Read through the data and count the lines that contain the string "официального"; give only the result.

• • • •

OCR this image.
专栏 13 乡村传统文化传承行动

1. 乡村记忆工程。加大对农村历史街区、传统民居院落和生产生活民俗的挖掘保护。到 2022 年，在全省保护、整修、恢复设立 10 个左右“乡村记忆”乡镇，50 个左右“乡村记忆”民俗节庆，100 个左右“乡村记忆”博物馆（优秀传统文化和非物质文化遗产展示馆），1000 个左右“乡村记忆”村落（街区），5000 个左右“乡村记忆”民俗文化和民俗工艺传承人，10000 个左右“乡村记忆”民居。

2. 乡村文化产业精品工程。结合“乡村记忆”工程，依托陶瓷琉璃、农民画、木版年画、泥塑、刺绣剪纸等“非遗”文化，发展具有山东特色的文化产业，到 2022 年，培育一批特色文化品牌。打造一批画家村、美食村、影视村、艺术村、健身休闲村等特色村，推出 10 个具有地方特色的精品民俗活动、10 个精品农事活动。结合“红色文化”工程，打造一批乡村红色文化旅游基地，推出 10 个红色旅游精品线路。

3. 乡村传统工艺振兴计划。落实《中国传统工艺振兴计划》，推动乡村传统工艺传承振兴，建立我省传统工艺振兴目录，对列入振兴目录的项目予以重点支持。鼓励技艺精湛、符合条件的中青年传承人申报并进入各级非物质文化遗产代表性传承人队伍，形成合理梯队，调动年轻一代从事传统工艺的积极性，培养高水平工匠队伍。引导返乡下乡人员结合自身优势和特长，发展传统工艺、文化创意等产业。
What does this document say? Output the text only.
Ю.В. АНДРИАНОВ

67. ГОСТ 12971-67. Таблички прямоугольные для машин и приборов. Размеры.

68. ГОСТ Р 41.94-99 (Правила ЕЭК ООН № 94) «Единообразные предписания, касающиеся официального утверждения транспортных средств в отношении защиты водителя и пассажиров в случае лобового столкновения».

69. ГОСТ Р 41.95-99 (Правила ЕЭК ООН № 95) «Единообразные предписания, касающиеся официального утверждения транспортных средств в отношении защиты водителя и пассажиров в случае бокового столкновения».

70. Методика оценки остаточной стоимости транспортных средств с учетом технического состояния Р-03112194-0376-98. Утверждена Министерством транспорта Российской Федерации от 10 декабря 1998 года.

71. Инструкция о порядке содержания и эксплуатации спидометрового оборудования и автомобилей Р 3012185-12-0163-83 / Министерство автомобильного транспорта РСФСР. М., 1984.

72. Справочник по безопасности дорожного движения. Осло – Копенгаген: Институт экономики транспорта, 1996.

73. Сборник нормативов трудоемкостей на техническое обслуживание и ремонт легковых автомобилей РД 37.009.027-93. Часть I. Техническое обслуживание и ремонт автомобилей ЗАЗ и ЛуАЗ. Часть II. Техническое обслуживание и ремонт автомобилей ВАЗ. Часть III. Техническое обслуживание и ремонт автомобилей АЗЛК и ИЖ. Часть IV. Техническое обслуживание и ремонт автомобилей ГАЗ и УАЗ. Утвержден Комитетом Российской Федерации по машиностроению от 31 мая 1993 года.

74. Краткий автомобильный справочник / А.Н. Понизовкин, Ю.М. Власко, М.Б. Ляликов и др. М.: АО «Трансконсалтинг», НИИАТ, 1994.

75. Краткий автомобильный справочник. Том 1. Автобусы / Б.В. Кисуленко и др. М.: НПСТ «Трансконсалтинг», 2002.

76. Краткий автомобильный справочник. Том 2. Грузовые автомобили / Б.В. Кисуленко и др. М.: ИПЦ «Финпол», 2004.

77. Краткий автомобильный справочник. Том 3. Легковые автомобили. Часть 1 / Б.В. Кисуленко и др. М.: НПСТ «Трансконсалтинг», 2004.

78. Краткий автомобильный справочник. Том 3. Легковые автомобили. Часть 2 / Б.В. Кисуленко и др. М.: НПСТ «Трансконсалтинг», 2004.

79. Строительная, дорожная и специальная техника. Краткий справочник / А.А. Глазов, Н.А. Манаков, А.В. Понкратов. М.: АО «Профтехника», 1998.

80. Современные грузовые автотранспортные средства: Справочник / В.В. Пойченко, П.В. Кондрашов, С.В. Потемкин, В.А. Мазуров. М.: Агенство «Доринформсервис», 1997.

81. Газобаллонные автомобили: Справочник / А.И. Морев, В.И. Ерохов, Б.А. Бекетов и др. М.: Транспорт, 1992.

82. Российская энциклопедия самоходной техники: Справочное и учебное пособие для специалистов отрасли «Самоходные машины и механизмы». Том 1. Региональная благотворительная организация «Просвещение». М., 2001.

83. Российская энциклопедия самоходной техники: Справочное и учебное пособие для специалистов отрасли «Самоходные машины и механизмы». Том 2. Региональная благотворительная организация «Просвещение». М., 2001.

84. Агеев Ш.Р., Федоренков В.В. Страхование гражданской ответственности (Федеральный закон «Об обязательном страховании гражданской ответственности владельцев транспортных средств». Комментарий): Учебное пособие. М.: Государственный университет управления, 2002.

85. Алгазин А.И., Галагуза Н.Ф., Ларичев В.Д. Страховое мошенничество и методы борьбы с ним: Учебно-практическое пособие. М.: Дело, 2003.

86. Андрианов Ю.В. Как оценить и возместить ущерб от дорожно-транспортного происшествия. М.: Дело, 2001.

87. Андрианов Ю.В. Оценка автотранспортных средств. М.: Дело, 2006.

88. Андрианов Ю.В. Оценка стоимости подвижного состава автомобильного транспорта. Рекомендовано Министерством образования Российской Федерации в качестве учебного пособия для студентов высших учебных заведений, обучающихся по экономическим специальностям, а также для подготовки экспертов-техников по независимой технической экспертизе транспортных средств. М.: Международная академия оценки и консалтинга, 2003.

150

• • • •

**TASK RESULT**: 2